--- start of Dataset rows ---
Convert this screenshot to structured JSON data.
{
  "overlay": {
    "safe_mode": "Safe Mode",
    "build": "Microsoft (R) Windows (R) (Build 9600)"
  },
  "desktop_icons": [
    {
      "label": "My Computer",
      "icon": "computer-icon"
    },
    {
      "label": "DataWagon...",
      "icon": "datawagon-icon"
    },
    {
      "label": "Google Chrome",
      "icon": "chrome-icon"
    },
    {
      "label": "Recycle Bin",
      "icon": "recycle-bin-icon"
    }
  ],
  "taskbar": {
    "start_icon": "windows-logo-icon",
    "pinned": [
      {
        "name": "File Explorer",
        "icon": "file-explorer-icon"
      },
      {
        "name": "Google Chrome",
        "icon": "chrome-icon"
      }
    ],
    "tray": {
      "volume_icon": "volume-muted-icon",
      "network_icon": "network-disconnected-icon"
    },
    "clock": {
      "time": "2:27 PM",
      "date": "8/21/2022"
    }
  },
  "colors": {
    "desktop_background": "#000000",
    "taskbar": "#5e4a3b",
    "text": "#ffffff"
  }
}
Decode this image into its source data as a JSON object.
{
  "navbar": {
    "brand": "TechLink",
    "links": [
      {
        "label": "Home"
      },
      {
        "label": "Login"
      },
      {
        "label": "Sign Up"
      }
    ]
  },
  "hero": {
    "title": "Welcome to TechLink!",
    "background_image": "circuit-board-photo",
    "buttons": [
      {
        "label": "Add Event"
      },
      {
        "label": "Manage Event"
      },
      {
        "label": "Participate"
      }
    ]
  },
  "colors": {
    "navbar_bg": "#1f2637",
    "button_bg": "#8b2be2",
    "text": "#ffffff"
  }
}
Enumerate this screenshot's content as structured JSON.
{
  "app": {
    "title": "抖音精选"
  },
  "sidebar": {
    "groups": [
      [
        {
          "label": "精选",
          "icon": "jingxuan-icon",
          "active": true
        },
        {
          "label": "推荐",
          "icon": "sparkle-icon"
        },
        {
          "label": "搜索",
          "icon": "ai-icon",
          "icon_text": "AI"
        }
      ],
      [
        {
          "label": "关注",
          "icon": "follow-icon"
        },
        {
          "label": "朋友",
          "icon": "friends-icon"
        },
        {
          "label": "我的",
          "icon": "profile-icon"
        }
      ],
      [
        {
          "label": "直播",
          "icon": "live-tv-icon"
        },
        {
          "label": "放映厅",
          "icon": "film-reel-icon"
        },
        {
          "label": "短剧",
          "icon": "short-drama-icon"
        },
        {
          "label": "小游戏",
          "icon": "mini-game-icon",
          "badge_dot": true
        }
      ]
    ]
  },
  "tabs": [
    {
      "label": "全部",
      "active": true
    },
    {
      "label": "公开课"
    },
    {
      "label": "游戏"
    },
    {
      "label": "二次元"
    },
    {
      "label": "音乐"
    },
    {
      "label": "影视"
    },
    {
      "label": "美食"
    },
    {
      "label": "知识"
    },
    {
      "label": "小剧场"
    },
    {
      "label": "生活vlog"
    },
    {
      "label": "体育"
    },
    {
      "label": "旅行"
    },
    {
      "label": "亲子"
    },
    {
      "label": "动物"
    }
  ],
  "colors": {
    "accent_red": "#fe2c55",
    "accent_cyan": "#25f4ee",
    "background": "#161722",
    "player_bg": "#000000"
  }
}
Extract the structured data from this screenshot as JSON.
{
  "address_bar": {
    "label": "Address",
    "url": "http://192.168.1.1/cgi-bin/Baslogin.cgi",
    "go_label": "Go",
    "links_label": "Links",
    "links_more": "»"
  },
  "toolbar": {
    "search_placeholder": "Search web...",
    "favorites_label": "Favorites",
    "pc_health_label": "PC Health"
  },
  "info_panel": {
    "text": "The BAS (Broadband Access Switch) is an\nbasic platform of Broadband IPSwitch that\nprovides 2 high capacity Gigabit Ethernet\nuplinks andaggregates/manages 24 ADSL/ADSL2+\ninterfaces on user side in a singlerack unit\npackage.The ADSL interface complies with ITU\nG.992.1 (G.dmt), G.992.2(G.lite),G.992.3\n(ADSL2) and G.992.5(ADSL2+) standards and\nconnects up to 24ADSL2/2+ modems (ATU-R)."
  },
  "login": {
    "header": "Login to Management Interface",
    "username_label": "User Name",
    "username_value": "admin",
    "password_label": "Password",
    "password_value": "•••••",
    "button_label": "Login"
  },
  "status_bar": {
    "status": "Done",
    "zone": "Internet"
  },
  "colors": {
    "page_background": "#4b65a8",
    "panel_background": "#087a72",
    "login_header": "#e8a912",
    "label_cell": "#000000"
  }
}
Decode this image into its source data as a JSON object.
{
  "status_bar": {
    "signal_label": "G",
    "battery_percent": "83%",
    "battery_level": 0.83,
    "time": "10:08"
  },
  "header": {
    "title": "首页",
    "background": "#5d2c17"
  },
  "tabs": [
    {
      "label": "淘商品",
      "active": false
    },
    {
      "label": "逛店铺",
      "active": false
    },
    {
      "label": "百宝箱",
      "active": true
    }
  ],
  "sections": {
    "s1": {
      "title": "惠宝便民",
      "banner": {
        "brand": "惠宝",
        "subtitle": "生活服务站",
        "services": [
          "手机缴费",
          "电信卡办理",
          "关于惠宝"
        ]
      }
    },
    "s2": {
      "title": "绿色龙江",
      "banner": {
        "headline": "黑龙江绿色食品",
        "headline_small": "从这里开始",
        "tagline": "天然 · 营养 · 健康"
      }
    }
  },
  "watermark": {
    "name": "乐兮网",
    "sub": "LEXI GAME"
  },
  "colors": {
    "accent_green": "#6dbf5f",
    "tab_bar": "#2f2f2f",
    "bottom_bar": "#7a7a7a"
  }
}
--- end of Dataset rows ---
§ **Exercise task**
Write out each line of the data above again, exactly as given.

§ **Output of the task**
Convert this screenshot to structured JSON data.
{
  "overlay": {
    "safe_mode": "Safe Mode",
    "build": "Microsoft (R) Windows (R) (Build 9600)"
  },
  "desktop_icons": [
    {
      "label": "My Computer",
      "icon": "computer-icon"
    },
    {
      "label": "DataWagon...",
      "icon": "datawagon-icon"
    },
    {
      "label": "Google Chrome",
      "icon": "chrome-icon"
    },
    {
      "label": "Recycle Bin",
      "icon": "recycle-bin-icon"
    }
  ],
  "taskbar": {
    "start_icon": "windows-logo-icon",
    "pinned": [
      {
        "name": "File Explorer",
        "icon": "file-explorer-icon"
      },
      {
        "name": "Google Chrome",
        "icon": "chrome-icon"
      }
    ],
    "tray": {
      "volume_icon": "volume-muted-icon",
      "network_icon": "network-disconnected-icon"
    },
    "clock": {
      "time": "2:27 PM",
      "date": "8/21/2022"
    }
  },
  "colors": {
    "desktop_background": "#000000",
    "taskbar": "#5e4a3b",
    "text": "#ffffff"
  }
}
Decode this image into its source data as a JSON object.
{
  "navbar": {
    "brand": "TechLink",
    "links": [
      {
        "label": "Home"
      },
      {
        "label": "Login"
      },
      {
        "label": "Sign Up"
      }
    ]
  },
  "hero": {
    "title": "Welcome to TechLink!",
    "background_image": "circuit-board-photo",
    "buttons": [
      {
        "label": "Add Event"
      },
      {
        "label": "Manage Event"
      },
      {
        "label": "Participate"
      }
    ]
  },
  "colors": {
    "navbar_bg": "#1f2637",
    "button_bg": "#8b2be2",
    "text": "#ffffff"
  }
}
Enumerate this screenshot's content as structured JSON.
{
  "app": {
    "title": "抖音精选"
  },
  "sidebar": {
    "groups": [
      [
        {
          "label": "精选",
          "icon": "jingxuan-icon",
          "active": true
        },
        {
          "label": "推荐",
          "icon": "sparkle-icon"
        },
        {
          "label": "搜索",
          "icon": "ai-icon",
          "icon_text": "AI"
        }
      ],
      [
        {
          "label": "关注",
          "icon": "follow-icon"
        },
        {
          "label": "朋友",
          "icon": "friends-icon"
        },
        {
          "label": "我的",
          "icon": "profile-icon"
        }
      ],
      [
        {
          "label": "直播",
          "icon": "live-tv-icon"
        },
        {
          "label": "放映厅",
          "icon": "film-reel-icon"
        },
        {
          "label": "短剧",
          "icon": "short-drama-icon"
        },
        {
          "label": "小游戏",
          "icon": "mini-game-icon",
          "badge_dot": true
        }
      ]
    ]
  },
  "tabs": [
    {
      "label": "全部",
      "active": true
    },
    {
      "label": "公开课"
    },
    {
      "label": "游戏"
    },
    {
      "label": "二次元"
    },
    {
      "label": "音乐"
    },
    {
      "label": "影视"
    },
    {
      "label": "美食"
    },
    {
      "label": "知识"
    },
    {
      "label": "小剧场"
    },
    {
      "label": "生活vlog"
    },
    {
      "label": "体育"
    },
    {
      "label": "旅行"
    },
    {
      "label": "亲子"
    },
    {
      "label": "动物"
    }
  ],
  "colors": {
    "accent_red": "#fe2c55",
    "accent_cyan": "#25f4ee",
    "background": "#161722",
    "player_bg": "#000000"
  }
}
Extract the structured data from this screenshot as JSON.
{
  "address_bar": {
    "label": "Address",
    "url": "http://192.168.1.1/cgi-bin/Baslogin.cgi",
    "go_label": "Go",
    "links_label": "Links",
    "links_more": "»"
  },
  "toolbar": {
    "search_placeholder": "Search web...",
    "favorites_label": "Favorites",
    "pc_health_label": "PC Health"
  },
  "info_panel": {
    "text": "The BAS (Broadband Access Switch) is an\nbasic platform of Broadband IPSwitch that\nprovides 2 high capacity Gigabit Ethernet\nuplinks andaggregates/manages 24 ADSL/ADSL2+\ninterfaces on user side in a singlerack unit\npackage.The ADSL interface complies with ITU\nG.992.1 (G.dmt), G.992.2(G.lite),G.992.3\n(ADSL2) and G.992.5(ADSL2+) standards and\nconnects up to 24ADSL2/2+ modems (ATU-R)."
  },
  "login": {
    "header": "Login to Management Interface",
    "username_label": "User Name",
    "username_value": "admin",
    "password_label": "Password",
    "password_value": "•••••",
    "button_label": "Login"
  },
  "status_bar": {
    "status": "Done",
    "zone": "Internet"
  },
  "colors": {
    "page_background": "#4b65a8",
    "panel_background": "#087a72",
    "login_header": "#e8a912",
    "label_cell": "#000000"
  }
}
Decode this image into its source data as a JSON object.
{
  "status_bar": {
    "signal_label": "G",
    "battery_percent": "83%",
    "battery_level": 0.83,
    "time": "10:08"
  },
  "header": {
    "title": "首页",
    "background": "#5d2c17"
  },
  "tabs": [
    {
      "label": "淘商品",
      "active": false
    },
    {
      "label": "逛店铺",
      "active": false
    },
    {
      "label": "百宝箱",
      "active": true
    }
  ],
  "sections": {
    "s1": {
      "title": "惠宝便民",
      "banner": {
        "brand": "惠宝",
        "subtitle": "生活服务站",
        "services": [
          "手机缴费",
          "电信卡办理",
          "关于惠宝"
        ]
      }
    },
    "s2": {
      "title": "绿色龙江",
      "banner": {
        "headline": "黑龙江绿色食品",
        "headline_small": "从这里开始",
        "tagline": "天然 · 营养 · 健康"
      }
    }
  },
  "watermark": {
    "name": "乐兮网",
    "sub": "LEXI GAME"
  },
  "colors": {
    "accent_green": "#6dbf5f",
    "tab_bar": "#2f2f2f",
    "bottom_bar": "#7a7a7a"
  }
}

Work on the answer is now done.